## WHAT NEEDS TO BE DONE
For each line below that contains the string "this", copy that line.

★ ★ ★ ★ ★

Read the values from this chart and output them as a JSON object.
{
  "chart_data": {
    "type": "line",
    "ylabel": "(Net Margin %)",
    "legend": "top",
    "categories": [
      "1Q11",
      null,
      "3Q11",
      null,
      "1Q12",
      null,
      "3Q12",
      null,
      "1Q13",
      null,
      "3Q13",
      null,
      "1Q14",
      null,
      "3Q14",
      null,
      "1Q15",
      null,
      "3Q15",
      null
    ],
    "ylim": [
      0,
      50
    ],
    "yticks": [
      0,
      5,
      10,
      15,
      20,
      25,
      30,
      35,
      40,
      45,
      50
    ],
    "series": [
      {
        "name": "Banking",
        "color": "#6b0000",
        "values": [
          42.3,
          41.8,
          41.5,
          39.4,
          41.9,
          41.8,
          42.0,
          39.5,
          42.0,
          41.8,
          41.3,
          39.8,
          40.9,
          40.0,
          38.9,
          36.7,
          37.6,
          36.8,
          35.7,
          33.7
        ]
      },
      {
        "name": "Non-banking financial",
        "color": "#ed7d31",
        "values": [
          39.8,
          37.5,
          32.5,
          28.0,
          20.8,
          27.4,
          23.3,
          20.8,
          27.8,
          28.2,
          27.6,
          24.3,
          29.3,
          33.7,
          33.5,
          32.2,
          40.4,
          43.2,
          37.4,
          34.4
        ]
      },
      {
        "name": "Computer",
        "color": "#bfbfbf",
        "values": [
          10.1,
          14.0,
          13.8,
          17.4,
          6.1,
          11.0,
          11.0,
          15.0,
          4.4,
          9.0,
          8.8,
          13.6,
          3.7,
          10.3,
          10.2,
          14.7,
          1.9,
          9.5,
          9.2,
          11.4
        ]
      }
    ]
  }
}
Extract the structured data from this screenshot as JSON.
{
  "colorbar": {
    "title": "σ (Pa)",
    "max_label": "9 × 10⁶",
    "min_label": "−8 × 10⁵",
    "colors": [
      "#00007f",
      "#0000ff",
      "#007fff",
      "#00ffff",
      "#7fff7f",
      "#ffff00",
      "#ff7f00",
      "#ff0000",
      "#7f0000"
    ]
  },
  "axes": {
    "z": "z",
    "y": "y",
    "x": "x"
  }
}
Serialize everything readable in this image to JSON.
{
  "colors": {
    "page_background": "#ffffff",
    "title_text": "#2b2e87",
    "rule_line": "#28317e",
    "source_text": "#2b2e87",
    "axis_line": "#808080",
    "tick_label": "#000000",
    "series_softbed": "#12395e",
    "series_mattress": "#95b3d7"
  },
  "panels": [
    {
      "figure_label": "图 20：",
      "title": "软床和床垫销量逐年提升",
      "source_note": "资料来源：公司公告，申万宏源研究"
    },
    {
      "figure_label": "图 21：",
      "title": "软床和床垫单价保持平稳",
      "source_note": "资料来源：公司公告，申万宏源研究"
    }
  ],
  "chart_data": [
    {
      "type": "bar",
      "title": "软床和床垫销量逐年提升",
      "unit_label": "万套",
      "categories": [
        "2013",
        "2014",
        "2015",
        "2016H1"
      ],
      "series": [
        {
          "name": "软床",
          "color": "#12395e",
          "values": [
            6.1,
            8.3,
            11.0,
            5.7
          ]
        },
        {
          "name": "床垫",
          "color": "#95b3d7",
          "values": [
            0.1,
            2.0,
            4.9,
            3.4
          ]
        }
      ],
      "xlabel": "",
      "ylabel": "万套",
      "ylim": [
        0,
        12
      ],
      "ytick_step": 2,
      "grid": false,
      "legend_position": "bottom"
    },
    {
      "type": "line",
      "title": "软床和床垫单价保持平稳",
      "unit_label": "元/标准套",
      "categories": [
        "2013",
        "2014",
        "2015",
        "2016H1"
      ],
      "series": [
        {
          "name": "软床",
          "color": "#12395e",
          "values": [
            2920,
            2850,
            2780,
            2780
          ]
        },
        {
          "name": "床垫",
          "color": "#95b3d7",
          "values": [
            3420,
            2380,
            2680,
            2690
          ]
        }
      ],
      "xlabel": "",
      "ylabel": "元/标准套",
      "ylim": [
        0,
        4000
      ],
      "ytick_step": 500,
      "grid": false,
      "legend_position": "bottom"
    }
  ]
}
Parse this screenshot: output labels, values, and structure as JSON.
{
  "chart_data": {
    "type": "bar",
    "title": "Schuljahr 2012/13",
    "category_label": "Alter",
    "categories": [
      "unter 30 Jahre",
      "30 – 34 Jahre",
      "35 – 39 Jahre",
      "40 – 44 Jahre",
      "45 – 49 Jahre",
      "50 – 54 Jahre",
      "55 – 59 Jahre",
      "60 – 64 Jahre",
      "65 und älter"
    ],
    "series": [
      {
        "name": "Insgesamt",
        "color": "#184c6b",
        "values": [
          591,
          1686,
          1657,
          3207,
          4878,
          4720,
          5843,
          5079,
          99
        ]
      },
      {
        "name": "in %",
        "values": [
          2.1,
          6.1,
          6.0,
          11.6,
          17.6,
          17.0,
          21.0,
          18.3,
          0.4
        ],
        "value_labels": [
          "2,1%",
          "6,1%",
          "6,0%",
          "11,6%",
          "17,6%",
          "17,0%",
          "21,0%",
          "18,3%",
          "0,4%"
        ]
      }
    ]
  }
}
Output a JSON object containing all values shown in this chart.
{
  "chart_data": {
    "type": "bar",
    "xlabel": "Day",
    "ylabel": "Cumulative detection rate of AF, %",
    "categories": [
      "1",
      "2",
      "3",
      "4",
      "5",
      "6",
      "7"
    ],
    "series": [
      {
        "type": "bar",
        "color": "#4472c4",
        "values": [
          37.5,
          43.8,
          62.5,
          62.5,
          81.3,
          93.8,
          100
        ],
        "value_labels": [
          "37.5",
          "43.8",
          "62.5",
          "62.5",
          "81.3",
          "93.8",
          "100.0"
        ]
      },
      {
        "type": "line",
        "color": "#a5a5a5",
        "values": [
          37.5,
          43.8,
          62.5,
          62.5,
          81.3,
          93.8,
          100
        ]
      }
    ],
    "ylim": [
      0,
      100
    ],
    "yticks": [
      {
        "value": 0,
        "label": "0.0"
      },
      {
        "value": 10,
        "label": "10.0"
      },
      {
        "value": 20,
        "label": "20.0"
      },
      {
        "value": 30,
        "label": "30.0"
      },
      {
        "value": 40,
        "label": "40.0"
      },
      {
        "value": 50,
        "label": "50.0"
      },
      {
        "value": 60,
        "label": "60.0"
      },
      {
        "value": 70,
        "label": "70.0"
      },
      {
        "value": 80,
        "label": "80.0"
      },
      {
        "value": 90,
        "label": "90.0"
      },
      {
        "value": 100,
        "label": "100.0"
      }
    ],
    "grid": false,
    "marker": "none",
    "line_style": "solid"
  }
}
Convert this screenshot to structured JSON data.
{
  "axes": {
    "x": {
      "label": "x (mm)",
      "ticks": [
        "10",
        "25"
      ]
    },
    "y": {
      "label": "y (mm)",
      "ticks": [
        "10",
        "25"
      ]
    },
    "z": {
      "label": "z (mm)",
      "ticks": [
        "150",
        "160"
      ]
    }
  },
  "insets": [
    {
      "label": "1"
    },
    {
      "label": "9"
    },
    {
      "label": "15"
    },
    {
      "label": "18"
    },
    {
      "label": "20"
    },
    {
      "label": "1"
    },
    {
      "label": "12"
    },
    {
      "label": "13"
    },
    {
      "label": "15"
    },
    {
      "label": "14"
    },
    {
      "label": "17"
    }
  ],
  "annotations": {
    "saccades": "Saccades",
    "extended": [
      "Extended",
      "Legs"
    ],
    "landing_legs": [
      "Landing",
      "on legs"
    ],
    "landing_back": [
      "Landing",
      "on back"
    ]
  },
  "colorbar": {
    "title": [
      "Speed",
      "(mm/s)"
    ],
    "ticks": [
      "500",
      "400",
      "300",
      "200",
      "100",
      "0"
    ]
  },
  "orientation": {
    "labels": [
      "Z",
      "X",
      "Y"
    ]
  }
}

★ ★ ★ ★ ★

## TASK ANSWER
Read the values from this chart and output them as a JSON object.
Extract the structured data from this screenshot as JSON.
Serialize everything readable in this image to JSON.
Parse this screenshot: output labels, values, and structure as JSON.
Output a JSON object containing all values shown in this chart.
Convert this screenshot to structured JSON data.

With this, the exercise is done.